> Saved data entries
============================================================
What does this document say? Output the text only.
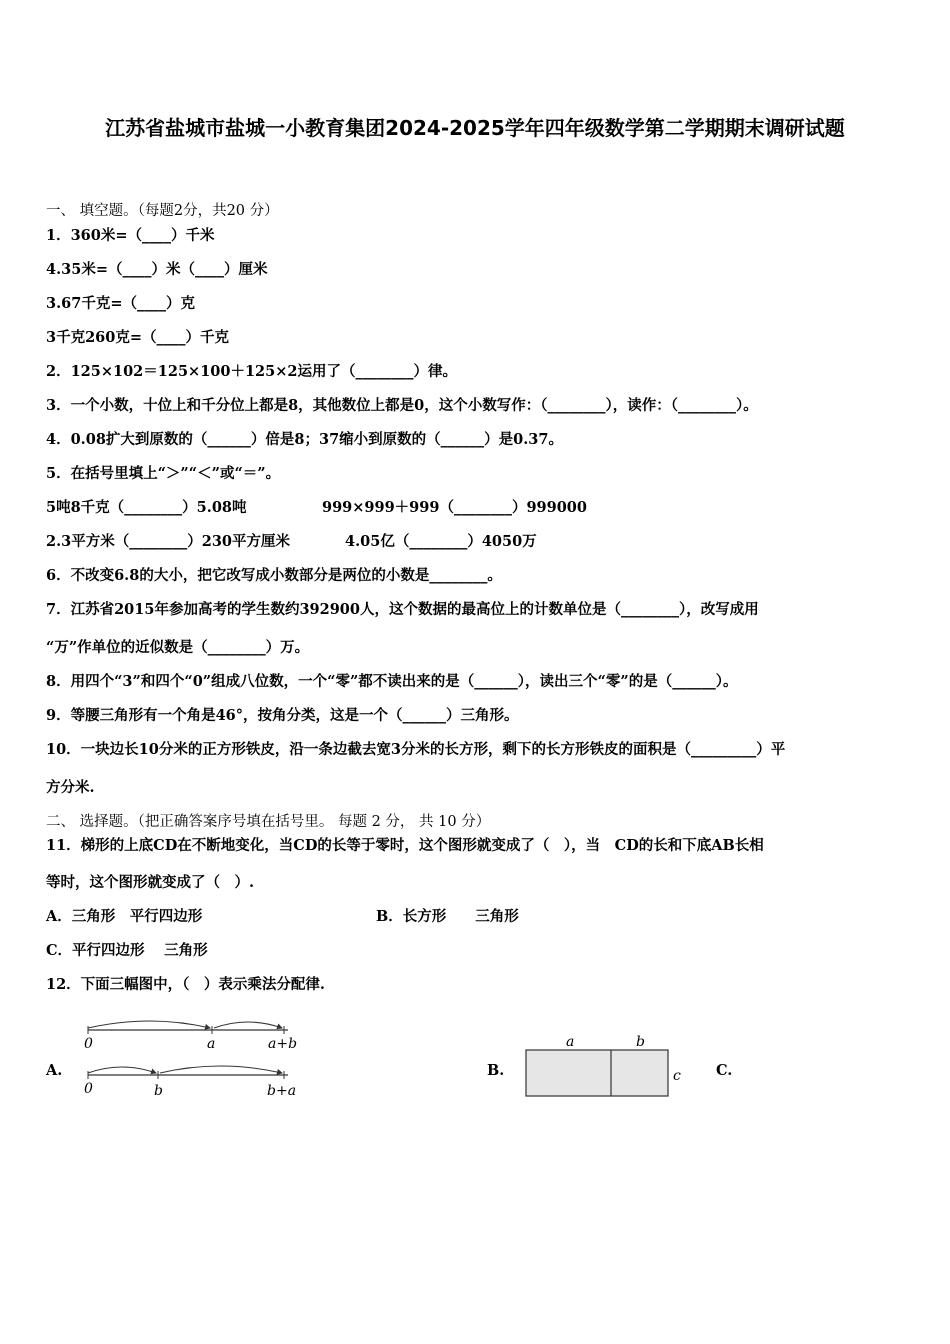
江苏省盐城市盐城一小教育集团2024-2025学年四年级数学第二学期期末调研试题
一、 填空题。（每题2分，共20 分）
1．360米=（____）千米
4.35米=（____）米（____）厘米
3.67千克=（____）克
3千克260克=（____）千克
2．125×102＝125×100＋125×2运用了（________）律。
3．一个小数，十位上和千分位上都是8，其他数位上都是0，这个小数写作：（________），读作：（________）。
4．0.08扩大到原数的（______）倍是8；37缩小到原数的（______）是0.37。
5．在括号里填上“＞”“＜”或“＝”。
5吨8千克（________）5.08吨	999×999＋999（________）999000
2.3平方米（________）230平方厘米	4.05亿（________）4050万
6．不改变6.8的大小，把它改写成小数部分是两位的小数是________。
7．江苏省2015年参加高考的学生数约392900人，这个数据的最高位上的计数单位是（________），改写成用
“万”作单位的近似数是（________）万。
8．用四个“3”和四个“0”组成八位数，一个“零”都不读出来的是（______），读出三个“零”的是（______）。
9．等腰三角形有一个角是46°，按角分类，这是一个（______）三角形。
10．一块边长10分米的正方形铁皮，沿一条边截去宽3分米的长方形，剩下的长方形铁皮的面积是（_________）平
方分米.
二、 选择题。（把正确答案序号填在括号里。 每题 2 分， 共 10 分）
11．梯形的上底CD在不断地变化，当CD的长等于零时，这个图形就变成了（　），当　CD的长和下底AB长相
等时，这个图形就变成了（　）.
A．三角形　平行四边形	B．长方形　　三角形
C．平行四边形　 三角形
12．下面三幅图中，（　）表示乘法分配律.
A.	B.	C.
0	a	a+b
0	b	b+a
a	b
c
============================================================
Write out the full listing verbatim, excluding its pictures.

What does this document say? Output the text only.
江苏省盐城市盐城一小教育集团2024-2025学年四年级数学第二学期期末调研试题
一、 填空题。（每题2分，共20 分）
1．360米=（____）千米
4.35米=（____）米（____）厘米
3.67千克=（____）克
3千克260克=（____）千克
2．125×102＝125×100＋125×2运用了（________）律。
3．一个小数，十位上和千分位上都是8，其他数位上都是0，这个小数写作：（________），读作：（________）。
4．0.08扩大到原数的（______）倍是8；37缩小到原数的（______）是0.37。
5．在括号里填上“＞”“＜”或“＝”。
5吨8千克（________）5.08吨	999×999＋999（________）999000
2.3平方米（________）230平方厘米	4.05亿（________）4050万
6．不改变6.8的大小，把它改写成小数部分是两位的小数是________。
7．江苏省2015年参加高考的学生数约392900人，这个数据的最高位上的计数单位是（________），改写成用
“万”作单位的近似数是（________）万。
8．用四个“3”和四个“0”组成八位数，一个“零”都不读出来的是（______），读出三个“零”的是（______）。
9．等腰三角形有一个角是46°，按角分类，这是一个（______）三角形。
10．一块边长10分米的正方形铁皮，沿一条边截去宽3分米的长方形，剩下的长方形铁皮的面积是（_________）平
方分米.
二、 选择题。（把正确答案序号填在括号里。 每题 2 分， 共 10 分）
11．梯形的上底CD在不断地变化，当CD的长等于零时，这个图形就变成了（　），当　CD的长和下底AB长相
等时，这个图形就变成了（　）.
A．三角形　平行四边形	B．长方形　　三角形
C．平行四边形　 三角形
12．下面三幅图中，（　）表示乘法分配律.
A.	B.	C.
0	a	a+b
0	b	b+a
a	b
c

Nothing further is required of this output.